* REQUIRED WORK
Return every line of the records below verbatim, with no pictures in the copy.

### INFORMATION GIVEN

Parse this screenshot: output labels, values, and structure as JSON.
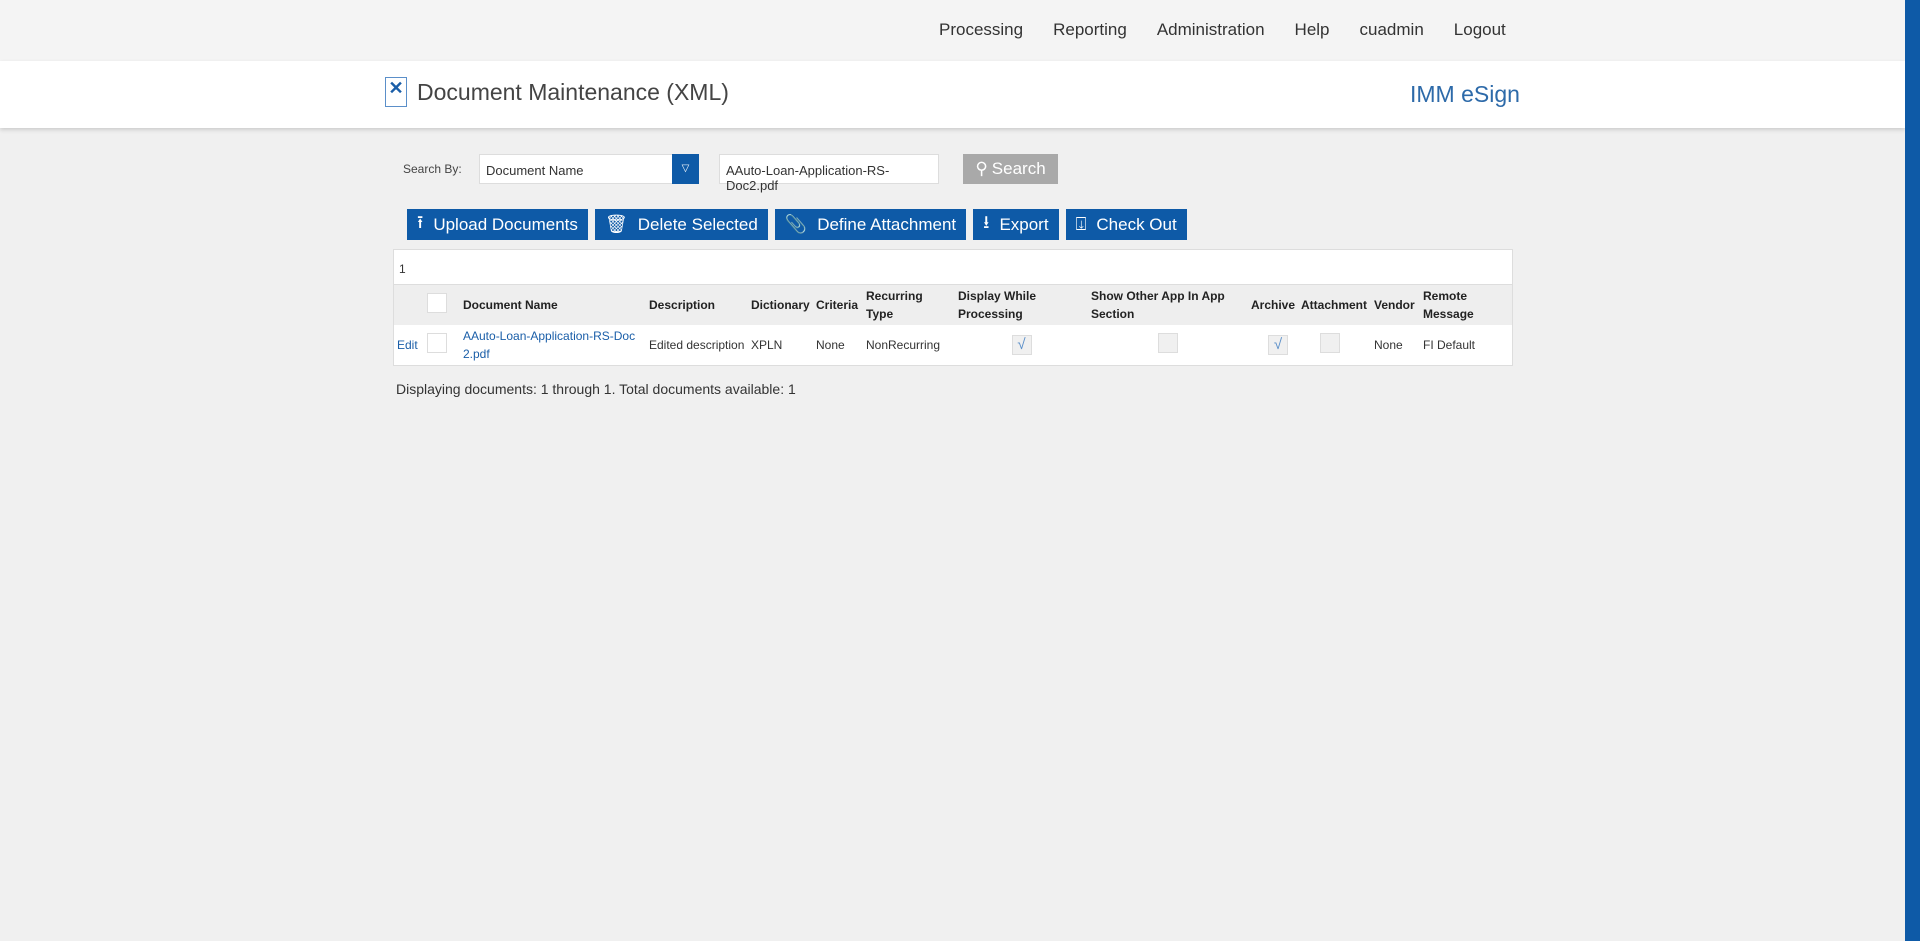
{
  "nav": [
    "Processing",
    "Reporting",
    "Administration",
    "Help",
    "cuadmin",
    "Logout"
  ],
  "header": {
    "title": "Document Maintenance (XML)",
    "brand": "IMM eSign"
  },
  "search": {
    "label": "Search By:",
    "field": "Document Name",
    "value": "AAuto-Loan-Application-RS-Doc2.pdf",
    "button": "Search"
  },
  "actions": [
    "Upload Documents",
    "Delete Selected",
    "Define Attachment",
    "Export",
    "Check Out"
  ],
  "grid": {
    "page": "1",
    "columns": [
      "Document Name",
      "Description",
      "Dictionary",
      "Criteria",
      "Recurring Type",
      "Display While Processing",
      "Show Other App In App Section",
      "Archive",
      "Attachment",
      "Vendor",
      "Remote Message"
    ],
    "rows": [
      {
        "edit": "Edit",
        "name": "AAuto-Loan-Application-RS-Doc2.pdf",
        "description": "Edited description",
        "dictionary": "XPLN",
        "criteria": "None",
        "recurring": "NonRecurring",
        "display_while_processing": true,
        "show_other_app": false,
        "archive": true,
        "attachment": false,
        "vendor": "None",
        "remote_message": "FI Default"
      }
    ]
  },
  "footer": "Displaying documents: 1 through 1. Total documents available: 1"
}
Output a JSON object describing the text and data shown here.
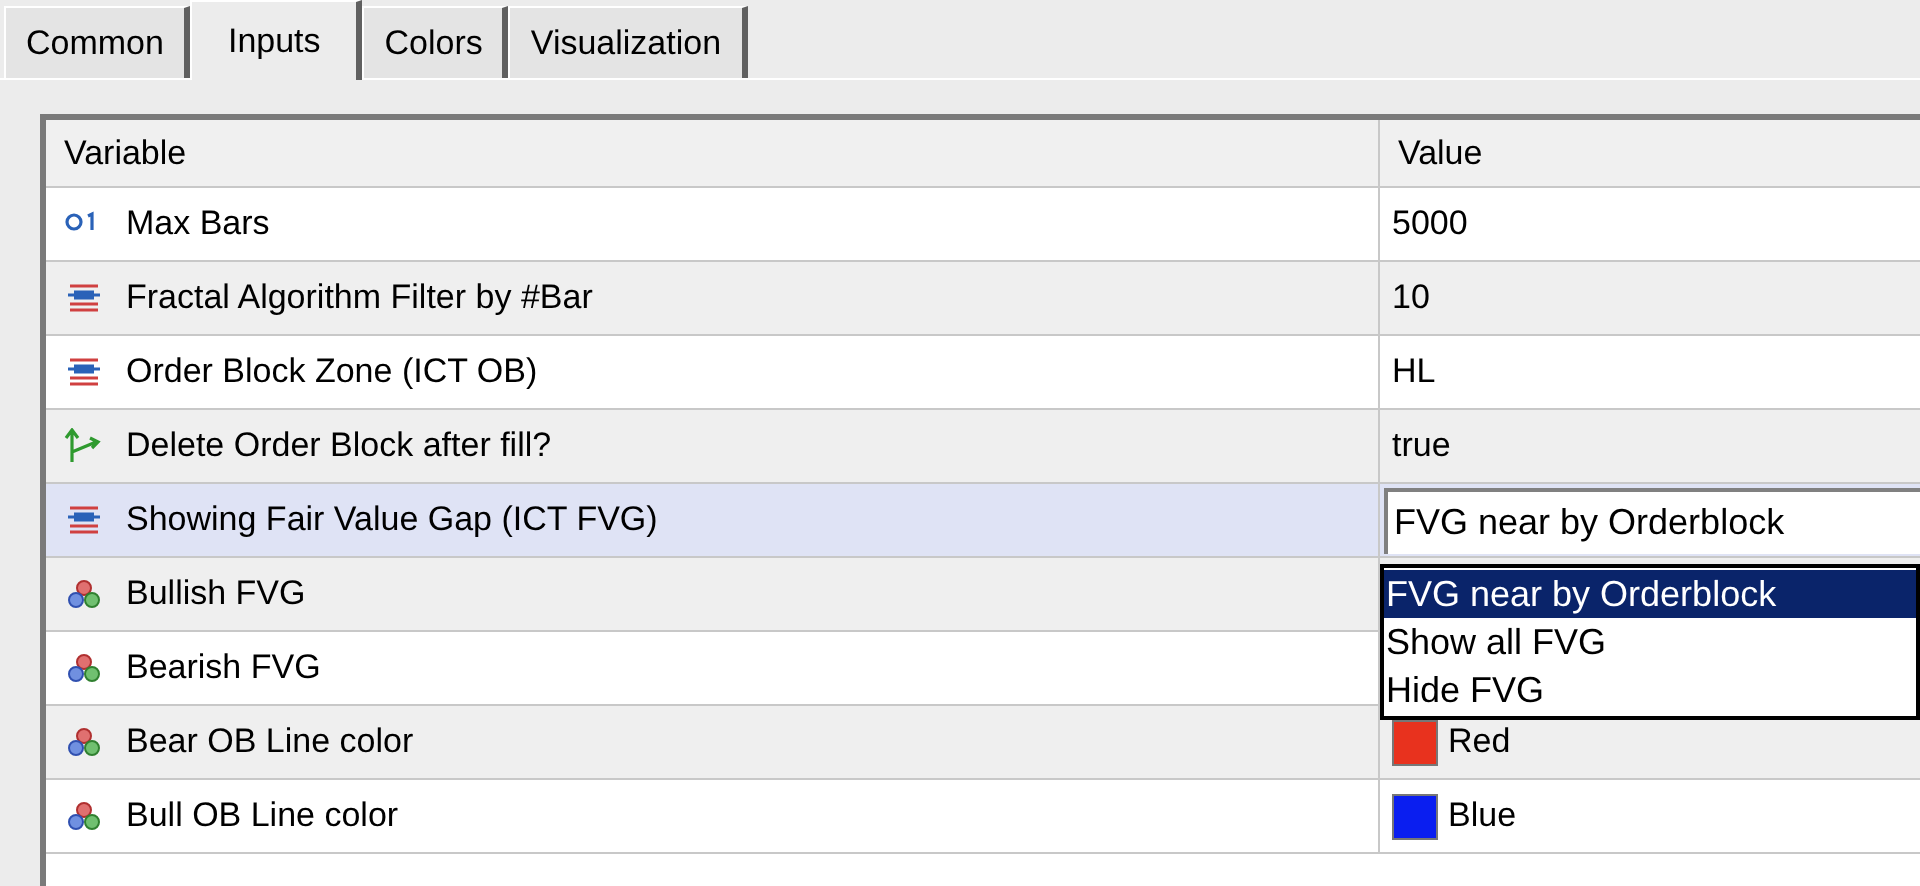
{
  "tabs": [
    {
      "label": "Common",
      "selected": false
    },
    {
      "label": "Inputs",
      "selected": true
    },
    {
      "label": "Colors",
      "selected": false
    },
    {
      "label": "Visualization",
      "selected": false
    }
  ],
  "table": {
    "columns": [
      "Variable",
      "Value"
    ],
    "rows": [
      {
        "kind": "number",
        "name": "Max Bars",
        "value": "5000",
        "selected": false
      },
      {
        "kind": "enum",
        "name": "Fractal Algorithm Filter by #Bar",
        "value": "10",
        "selected": false
      },
      {
        "kind": "enum",
        "name": "Order Block Zone (ICT OB)",
        "value": "HL",
        "selected": false
      },
      {
        "kind": "bool",
        "name": "Delete Order Block after fill?",
        "value": "true",
        "selected": false
      },
      {
        "kind": "enum",
        "name": "Showing Fair Value Gap (ICT FVG)",
        "value": "FVG near by Orderblock",
        "selected": true,
        "editing": true
      },
      {
        "kind": "color",
        "name": "Bullish FVG",
        "selected": false
      },
      {
        "kind": "color",
        "name": "Bearish FVG",
        "selected": false
      },
      {
        "kind": "color",
        "name": "Bear OB Line color",
        "value": "Red",
        "color": "#e8321e",
        "selected": false
      },
      {
        "kind": "color",
        "name": "Bull OB Line color",
        "value": "Blue",
        "color": "#0a1ef0",
        "selected": false
      }
    ]
  },
  "dropdown": {
    "options": [
      {
        "label": "FVG near by Orderblock",
        "selected": true
      },
      {
        "label": "Show all FVG",
        "selected": false
      },
      {
        "label": "Hide FVG",
        "selected": false
      }
    ]
  }
}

######

* ANSWER TO THE TASK
Parse this screenshot: output labels, values, and structure as JSON.
{
  "nav": [
    "Processing",
    "Reporting",
    "Administration",
    "Help",
    "cuadmin",
    "Logout"
  ],
  "header": {
    "title": "Document Maintenance (XML)",
    "brand": "IMM eSign"
  },
  "search": {
    "label": "Search By:",
    "field": "Document Name",
    "value": "AAuto-Loan-Application-RS-Doc2.pdf",
    "button": "Search"
  },
  "actions": [
    "Upload Documents",
    "Delete Selected",
    "Define Attachment",
    "Export",
    "Check Out"
  ],
  "grid": {
    "page": "1",
    "columns": [
      "Document Name",
      "Description",
      "Dictionary",
      "Criteria",
      "Recurring Type",
      "Display While Processing",
      "Show Other App In App Section",
      "Archive",
      "Attachment",
      "Vendor",
      "Remote Message"
    ],
    "rows": [
      {
        "edit": "Edit",
        "name": "AAuto-Loan-Application-RS-Doc2.pdf",
        "description": "Edited description",
        "dictionary": "XPLN",
        "criteria": "None",
        "recurring": "NonRecurring",
        "display_while_processing": true,
        "show_other_app": false,
        "archive": true,
        "attachment": false,
        "vendor": "None",
        "remote_message": "FI Default"
      }
    ]
  },
  "footer": "Displaying documents: 1 through 1. Total documents available: 1"
}
Output a JSON object describing the text and data shown here.
{
  "tabs": [
    {
      "label": "Common",
      "selected": false
    },
    {
      "label": "Inputs",
      "selected": true
    },
    {
      "label": "Colors",
      "selected": false
    },
    {
      "label": "Visualization",
      "selected": false
    }
  ],
  "table": {
    "columns": [
      "Variable",
      "Value"
    ],
    "rows": [
      {
        "kind": "number",
        "name": "Max Bars",
        "value": "5000",
        "selected": false
      },
      {
        "kind": "enum",
        "name": "Fractal Algorithm Filter by #Bar",
        "value": "10",
        "selected": false
      },
      {
        "kind": "enum",
        "name": "Order Block Zone (ICT OB)",
        "value": "HL",
        "selected": false
      },
      {
        "kind": "bool",
        "name": "Delete Order Block after fill?",
        "value": "true",
        "selected": false
      },
      {
        "kind": "enum",
        "name": "Showing Fair Value Gap (ICT FVG)",
        "value": "FVG near by Orderblock",
        "selected": true,
        "editing": true
      },
      {
        "kind": "color",
        "name": "Bullish FVG",
        "selected": false
      },
      {
        "kind": "color",
        "name": "Bearish FVG",
        "selected": false
      },
      {
        "kind": "color",
        "name": "Bear OB Line color",
        "value": "Red",
        "color": "#e8321e",
        "selected": false
      },
      {
        "kind": "color",
        "name": "Bull OB Line color",
        "value": "Blue",
        "color": "#0a1ef0",
        "selected": false
      }
    ]
  },
  "dropdown": {
    "options": [
      {
        "label": "FVG near by Orderblock",
        "selected": true
      },
      {
        "label": "Show all FVG",
        "selected": false
      },
      {
        "label": "Hide FVG",
        "selected": false
      }
    ]
  }
}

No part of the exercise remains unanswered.